Extracted data entries
>> Start

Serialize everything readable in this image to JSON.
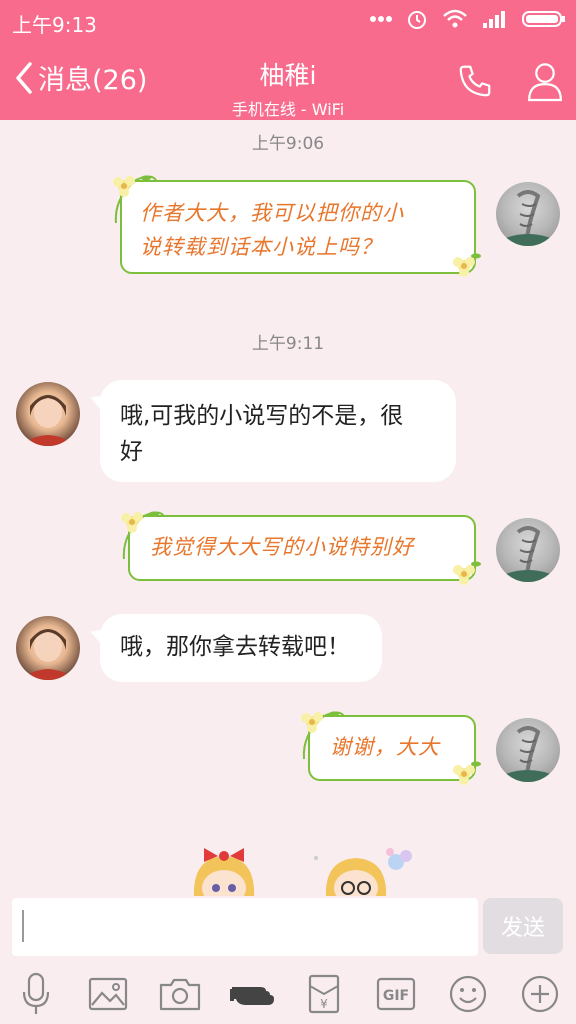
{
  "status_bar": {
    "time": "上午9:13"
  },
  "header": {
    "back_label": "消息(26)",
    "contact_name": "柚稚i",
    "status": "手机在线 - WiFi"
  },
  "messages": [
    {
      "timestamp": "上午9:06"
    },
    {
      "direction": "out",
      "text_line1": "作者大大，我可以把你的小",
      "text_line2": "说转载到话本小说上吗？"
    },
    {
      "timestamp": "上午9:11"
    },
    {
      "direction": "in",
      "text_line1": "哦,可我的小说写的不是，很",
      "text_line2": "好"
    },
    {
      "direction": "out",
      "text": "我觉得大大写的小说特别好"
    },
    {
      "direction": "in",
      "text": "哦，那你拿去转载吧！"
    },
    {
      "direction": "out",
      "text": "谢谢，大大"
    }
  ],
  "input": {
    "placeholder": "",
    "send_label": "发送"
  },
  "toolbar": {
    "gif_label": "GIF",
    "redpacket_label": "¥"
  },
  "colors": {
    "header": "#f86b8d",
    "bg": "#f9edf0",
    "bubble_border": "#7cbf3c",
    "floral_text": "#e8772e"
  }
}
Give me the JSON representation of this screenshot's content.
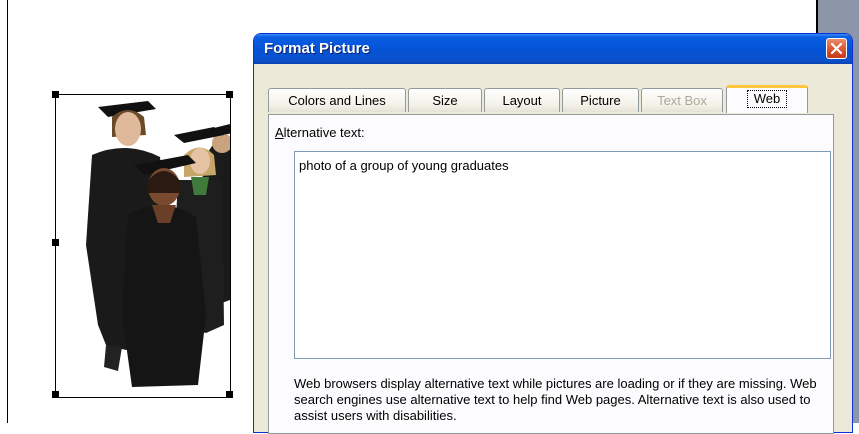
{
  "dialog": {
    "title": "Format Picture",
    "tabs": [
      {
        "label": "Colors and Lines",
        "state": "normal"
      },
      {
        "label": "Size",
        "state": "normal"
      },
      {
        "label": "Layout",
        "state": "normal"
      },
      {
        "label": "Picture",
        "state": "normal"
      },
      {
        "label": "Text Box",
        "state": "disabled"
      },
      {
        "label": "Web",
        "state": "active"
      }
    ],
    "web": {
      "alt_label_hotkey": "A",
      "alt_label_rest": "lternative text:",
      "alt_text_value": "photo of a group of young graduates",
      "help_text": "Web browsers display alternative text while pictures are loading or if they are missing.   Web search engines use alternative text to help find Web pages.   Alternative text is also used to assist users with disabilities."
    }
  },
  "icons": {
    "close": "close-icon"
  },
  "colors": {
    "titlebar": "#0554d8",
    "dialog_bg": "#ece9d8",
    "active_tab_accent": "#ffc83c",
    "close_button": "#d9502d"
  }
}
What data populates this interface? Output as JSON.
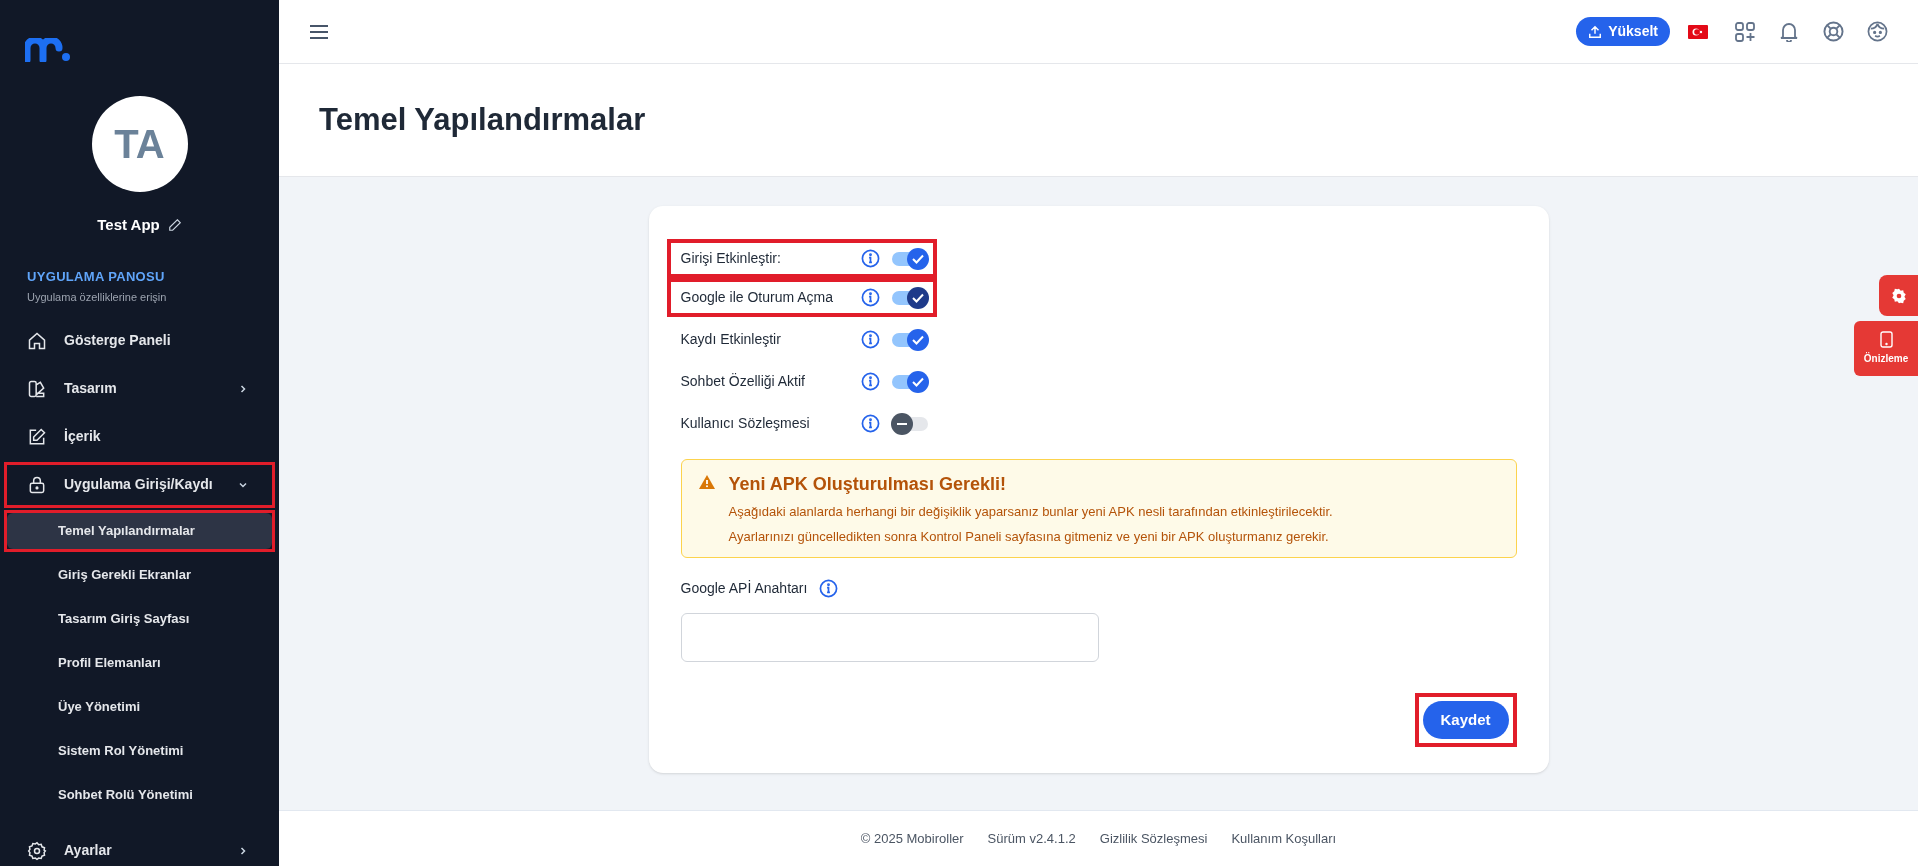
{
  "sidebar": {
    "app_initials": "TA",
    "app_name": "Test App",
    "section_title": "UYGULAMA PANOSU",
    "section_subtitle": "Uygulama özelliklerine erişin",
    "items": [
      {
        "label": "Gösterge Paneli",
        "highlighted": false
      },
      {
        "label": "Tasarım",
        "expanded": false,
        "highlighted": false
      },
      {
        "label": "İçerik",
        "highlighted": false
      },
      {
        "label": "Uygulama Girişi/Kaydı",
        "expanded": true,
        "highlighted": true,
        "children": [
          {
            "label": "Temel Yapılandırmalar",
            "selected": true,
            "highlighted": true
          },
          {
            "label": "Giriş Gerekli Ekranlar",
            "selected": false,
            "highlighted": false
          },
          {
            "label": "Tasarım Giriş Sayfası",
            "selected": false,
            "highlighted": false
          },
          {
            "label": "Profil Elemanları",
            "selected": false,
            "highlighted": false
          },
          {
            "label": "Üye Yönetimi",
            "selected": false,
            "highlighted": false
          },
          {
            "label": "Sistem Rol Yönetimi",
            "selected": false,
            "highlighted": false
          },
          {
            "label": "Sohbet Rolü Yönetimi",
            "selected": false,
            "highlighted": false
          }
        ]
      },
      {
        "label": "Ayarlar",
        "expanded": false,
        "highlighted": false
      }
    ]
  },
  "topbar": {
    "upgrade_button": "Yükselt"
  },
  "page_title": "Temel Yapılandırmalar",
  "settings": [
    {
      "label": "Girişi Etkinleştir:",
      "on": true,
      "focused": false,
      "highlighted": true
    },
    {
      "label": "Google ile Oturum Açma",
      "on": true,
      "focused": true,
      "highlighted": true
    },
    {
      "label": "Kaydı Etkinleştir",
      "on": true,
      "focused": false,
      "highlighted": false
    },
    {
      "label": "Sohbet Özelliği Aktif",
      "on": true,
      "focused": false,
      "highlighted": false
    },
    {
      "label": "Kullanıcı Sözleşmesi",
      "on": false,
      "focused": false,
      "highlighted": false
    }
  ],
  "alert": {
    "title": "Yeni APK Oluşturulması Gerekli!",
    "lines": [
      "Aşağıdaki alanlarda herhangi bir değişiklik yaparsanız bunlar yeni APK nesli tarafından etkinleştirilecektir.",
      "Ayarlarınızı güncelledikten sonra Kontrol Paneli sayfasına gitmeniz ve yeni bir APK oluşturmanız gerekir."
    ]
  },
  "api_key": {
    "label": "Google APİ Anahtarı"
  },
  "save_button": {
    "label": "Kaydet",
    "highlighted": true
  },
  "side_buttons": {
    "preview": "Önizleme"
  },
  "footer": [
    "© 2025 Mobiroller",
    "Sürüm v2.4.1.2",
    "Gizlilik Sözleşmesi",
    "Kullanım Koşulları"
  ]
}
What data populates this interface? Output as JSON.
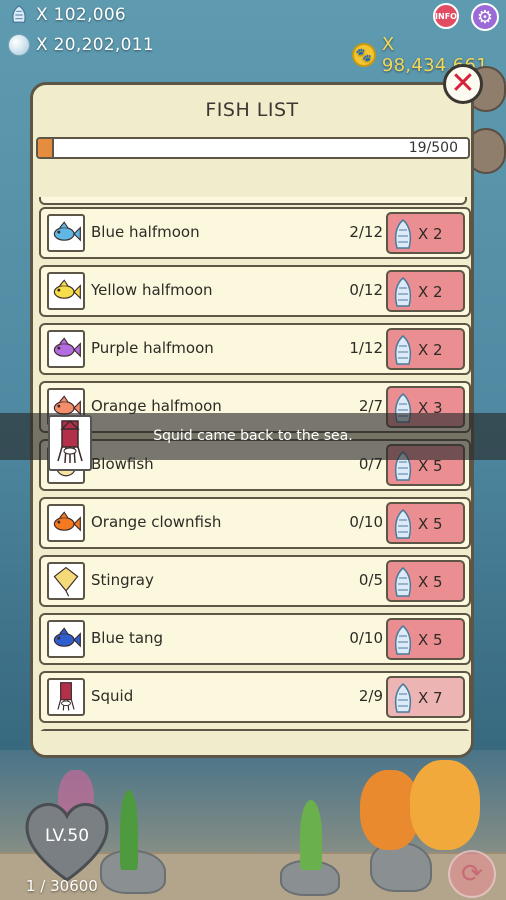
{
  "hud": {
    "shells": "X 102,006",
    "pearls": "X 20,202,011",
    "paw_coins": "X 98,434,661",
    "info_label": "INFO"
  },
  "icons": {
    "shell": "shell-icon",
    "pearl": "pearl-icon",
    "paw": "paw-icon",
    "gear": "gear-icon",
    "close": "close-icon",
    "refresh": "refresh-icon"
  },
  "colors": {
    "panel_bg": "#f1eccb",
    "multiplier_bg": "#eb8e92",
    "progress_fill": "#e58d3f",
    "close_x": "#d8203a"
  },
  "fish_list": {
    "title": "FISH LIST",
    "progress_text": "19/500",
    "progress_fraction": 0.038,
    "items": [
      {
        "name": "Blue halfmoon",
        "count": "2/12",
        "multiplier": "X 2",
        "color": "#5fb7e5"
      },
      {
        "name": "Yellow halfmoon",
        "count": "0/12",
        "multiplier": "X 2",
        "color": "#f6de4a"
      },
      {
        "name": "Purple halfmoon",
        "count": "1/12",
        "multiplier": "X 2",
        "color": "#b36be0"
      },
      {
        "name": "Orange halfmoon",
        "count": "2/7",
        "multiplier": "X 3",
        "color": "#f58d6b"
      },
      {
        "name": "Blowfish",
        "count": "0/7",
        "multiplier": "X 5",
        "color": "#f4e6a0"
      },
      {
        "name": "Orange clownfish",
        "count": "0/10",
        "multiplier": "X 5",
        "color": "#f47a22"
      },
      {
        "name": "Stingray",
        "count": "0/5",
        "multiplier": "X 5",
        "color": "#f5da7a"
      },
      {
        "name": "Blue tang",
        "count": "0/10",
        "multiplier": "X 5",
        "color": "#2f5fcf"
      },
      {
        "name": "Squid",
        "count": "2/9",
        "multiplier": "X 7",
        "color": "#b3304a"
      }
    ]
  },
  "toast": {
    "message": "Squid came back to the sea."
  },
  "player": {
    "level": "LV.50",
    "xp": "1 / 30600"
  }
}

>> End

→ EXERCISE INSTRUCTIONS: Write out each line again precisely as it appears, skipping every picture.

→ SOLUTION TO THIS EXERCISE:
Serialize everything readable in this image to JSON.
{
  "status_bar": {
    "time": "上午9:13"
  },
  "header": {
    "back_label": "消息(26)",
    "contact_name": "柚稚i",
    "status": "手机在线 - WiFi"
  },
  "messages": [
    {
      "timestamp": "上午9:06"
    },
    {
      "direction": "out",
      "text_line1": "作者大大，我可以把你的小",
      "text_line2": "说转载到话本小说上吗？"
    },
    {
      "timestamp": "上午9:11"
    },
    {
      "direction": "in",
      "text_line1": "哦,可我的小说写的不是，很",
      "text_line2": "好"
    },
    {
      "direction": "out",
      "text": "我觉得大大写的小说特别好"
    },
    {
      "direction": "in",
      "text": "哦，那你拿去转载吧！"
    },
    {
      "direction": "out",
      "text": "谢谢，大大"
    }
  ],
  "input": {
    "placeholder": "",
    "send_label": "发送"
  },
  "toolbar": {
    "gif_label": "GIF",
    "redpacket_label": "¥"
  },
  "colors": {
    "header": "#f86b8d",
    "bg": "#f9edf0",
    "bubble_border": "#7cbf3c",
    "floral_text": "#e8772e"
  }
}
Give me the JSON representation of this screenshot's content.
{
  "dialog": {
    "title": "Format Picture",
    "tabs": [
      {
        "label": "Colors and Lines",
        "state": "normal"
      },
      {
        "label": "Size",
        "state": "normal"
      },
      {
        "label": "Layout",
        "state": "normal"
      },
      {
        "label": "Picture",
        "state": "normal"
      },
      {
        "label": "Text Box",
        "state": "disabled"
      },
      {
        "label": "Web",
        "state": "active"
      }
    ],
    "web": {
      "alt_label_hotkey": "A",
      "alt_label_rest": "lternative text:",
      "alt_text_value": "photo of a group of young graduates",
      "help_text": "Web browsers display alternative text while pictures are loading or if they are missing.   Web search engines use alternative text to help find Web pages.   Alternative text is also used to assist users with disabilities."
    }
  },
  "icons": {
    "close": "close-icon"
  },
  "colors": {
    "titlebar": "#0554d8",
    "dialog_bg": "#ece9d8",
    "active_tab_accent": "#ffc83c",
    "close_button": "#d9502d"
  }
}
What data populates this interface? Output as JSON.
{
  "sidebar": {
    "app_initials": "TA",
    "app_name": "Test App",
    "section_title": "UYGULAMA PANOSU",
    "section_subtitle": "Uygulama özelliklerine erişin",
    "items": [
      {
        "label": "Gösterge Paneli",
        "highlighted": false
      },
      {
        "label": "Tasarım",
        "expanded": false,
        "highlighted": false
      },
      {
        "label": "İçerik",
        "highlighted": false
      },
      {
        "label": "Uygulama Girişi/Kaydı",
        "expanded": true,
        "highlighted": true,
        "children": [
          {
            "label": "Temel Yapılandırmalar",
            "selected": true,
            "highlighted": true
          },
          {
            "label": "Giriş Gerekli Ekranlar",
            "selected": false,
            "highlighted": false
          },
          {
            "label": "Tasarım Giriş Sayfası",
            "selected": false,
            "highlighted": false
          },
          {
            "label": "Profil Elemanları",
            "selected": false,
            "highlighted": false
          },
          {
            "label": "Üye Yönetimi",
            "selected": false,
            "highlighted": false
          },
          {
            "label": "Sistem Rol Yönetimi",
            "selected": false,
            "highlighted": false
          },
          {
            "label": "Sohbet Rolü Yönetimi",
            "selected": false,
            "highlighted": false
          }
        ]
      },
      {
        "label": "Ayarlar",
        "expanded": false,
        "highlighted": false
      }
    ]
  },
  "topbar": {
    "upgrade_button": "Yükselt"
  },
  "page_title": "Temel Yapılandırmalar",
  "settings": [
    {
      "label": "Girişi Etkinleştir:",
      "on": true,
      "focused": false,
      "highlighted": true
    },
    {
      "label": "Google ile Oturum Açma",
      "on": true,
      "focused": true,
      "highlighted": true
    },
    {
      "label": "Kaydı Etkinleştir",
      "on": true,
      "focused": false,
      "highlighted": false
    },
    {
      "label": "Sohbet Özelliği Aktif",
      "on": true,
      "focused": false,
      "highlighted": false
    },
    {
      "label": "Kullanıcı Sözleşmesi",
      "on": false,
      "focused": false,
      "highlighted": false
    }
  ],
  "alert": {
    "title": "Yeni APK Oluşturulması Gerekli!",
    "lines": [
      "Aşağıdaki alanlarda herhangi bir değişiklik yaparsanız bunlar yeni APK nesli tarafından etkinleştirilecektir.",
      "Ayarlarınızı güncelledikten sonra Kontrol Paneli sayfasına gitmeniz ve yeni bir APK oluşturmanız gerekir."
    ]
  },
  "api_key": {
    "label": "Google APİ Anahtarı"
  },
  "save_button": {
    "label": "Kaydet",
    "highlighted": true
  },
  "side_buttons": {
    "preview": "Önizleme"
  },
  "footer": [
    "© 2025 Mobiroller",
    "Sürüm v2.4.1.2",
    "Gizlilik Sözleşmesi",
    "Kullanım Koşulları"
  ]
}
What data populates this interface? Output as JSON.
{
  "hud": {
    "shells": "X 102,006",
    "pearls": "X 20,202,011",
    "paw_coins": "X 98,434,661",
    "info_label": "INFO"
  },
  "icons": {
    "shell": "shell-icon",
    "pearl": "pearl-icon",
    "paw": "paw-icon",
    "gear": "gear-icon",
    "close": "close-icon",
    "refresh": "refresh-icon"
  },
  "colors": {
    "panel_bg": "#f1eccb",
    "multiplier_bg": "#eb8e92",
    "progress_fill": "#e58d3f",
    "close_x": "#d8203a"
  },
  "fish_list": {
    "title": "FISH LIST",
    "progress_text": "19/500",
    "progress_fraction": 0.038,
    "items": [
      {
        "name": "Blue halfmoon",
        "count": "2/12",
        "multiplier": "X 2",
        "color": "#5fb7e5"
      },
      {
        "name": "Yellow halfmoon",
        "count": "0/12",
        "multiplier": "X 2",
        "color": "#f6de4a"
      },
      {
        "name": "Purple halfmoon",
        "count": "1/12",
        "multiplier": "X 2",
        "color": "#b36be0"
      },
      {
        "name": "Orange halfmoon",
        "count": "2/7",
        "multiplier": "X 3",
        "color": "#f58d6b"
      },
      {
        "name": "Blowfish",
        "count": "0/7",
        "multiplier": "X 5",
        "color": "#f4e6a0"
      },
      {
        "name": "Orange clownfish",
        "count": "0/10",
        "multiplier": "X 5",
        "color": "#f47a22"
      },
      {
        "name": "Stingray",
        "count": "0/5",
        "multiplier": "X 5",
        "color": "#f5da7a"
      },
      {
        "name": "Blue tang",
        "count": "0/10",
        "multiplier": "X 5",
        "color": "#2f5fcf"
      },
      {
        "name": "Squid",
        "count": "2/9",
        "multiplier": "X 7",
        "color": "#b3304a"
      }
    ]
  },
  "toast": {
    "message": "Squid came back to the sea."
  },
  "player": {
    "level": "LV.50",
    "xp": "1 / 30600"
  }
}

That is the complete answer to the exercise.